# Instructions for the task
Output nothing but the line containing "Give me a plain-text" and the lines after it through the end of the material below, each reproduced exactly.

# Material shown
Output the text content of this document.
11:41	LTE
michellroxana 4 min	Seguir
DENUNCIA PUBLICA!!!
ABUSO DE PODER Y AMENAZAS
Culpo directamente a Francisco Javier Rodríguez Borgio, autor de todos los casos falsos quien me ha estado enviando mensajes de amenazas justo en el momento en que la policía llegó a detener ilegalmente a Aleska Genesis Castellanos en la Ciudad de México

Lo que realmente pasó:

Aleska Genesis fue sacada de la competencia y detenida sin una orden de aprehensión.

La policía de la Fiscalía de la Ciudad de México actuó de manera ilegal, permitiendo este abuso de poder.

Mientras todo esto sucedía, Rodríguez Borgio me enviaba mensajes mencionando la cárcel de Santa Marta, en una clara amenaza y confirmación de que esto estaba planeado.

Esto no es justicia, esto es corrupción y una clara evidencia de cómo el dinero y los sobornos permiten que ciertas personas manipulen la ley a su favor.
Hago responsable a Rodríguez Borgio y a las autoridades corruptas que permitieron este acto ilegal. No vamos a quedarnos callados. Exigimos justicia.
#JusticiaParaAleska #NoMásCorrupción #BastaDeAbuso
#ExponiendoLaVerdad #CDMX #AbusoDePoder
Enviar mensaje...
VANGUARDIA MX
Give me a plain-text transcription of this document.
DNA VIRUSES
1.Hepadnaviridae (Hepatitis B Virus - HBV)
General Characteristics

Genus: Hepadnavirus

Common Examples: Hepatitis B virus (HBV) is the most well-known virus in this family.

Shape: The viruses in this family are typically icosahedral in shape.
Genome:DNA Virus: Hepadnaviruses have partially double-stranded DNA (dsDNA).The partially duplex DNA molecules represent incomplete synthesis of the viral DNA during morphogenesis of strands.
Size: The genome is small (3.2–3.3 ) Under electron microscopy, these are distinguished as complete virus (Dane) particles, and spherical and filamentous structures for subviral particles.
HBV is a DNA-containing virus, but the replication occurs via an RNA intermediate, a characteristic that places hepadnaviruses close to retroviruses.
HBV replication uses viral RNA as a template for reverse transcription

# Response
Give me a plain-text transcription of this document.
DNA VIRUSES
1.Hepadnaviridae (Hepatitis B Virus - HBV)
General Characteristics

Genus: Hepadnavirus

Common Examples: Hepatitis B virus (HBV) is the most well-known virus in this family.

Shape: The viruses in this family are typically icosahedral in shape.
Genome:DNA Virus: Hepadnaviruses have partially double-stranded DNA (dsDNA).The partially duplex DNA molecules represent incomplete synthesis of the viral DNA during morphogenesis of strands.
Size: The genome is small (3.2–3.3 ) Under electron microscopy, these are distinguished as complete virus (Dane) particles, and spherical and filamentous structures for subviral particles.
HBV is a DNA-containing virus, but the replication occurs via an RNA intermediate, a characteristic that places hepadnaviruses close to retroviruses.
HBV replication uses viral RNA as a template for reverse transcription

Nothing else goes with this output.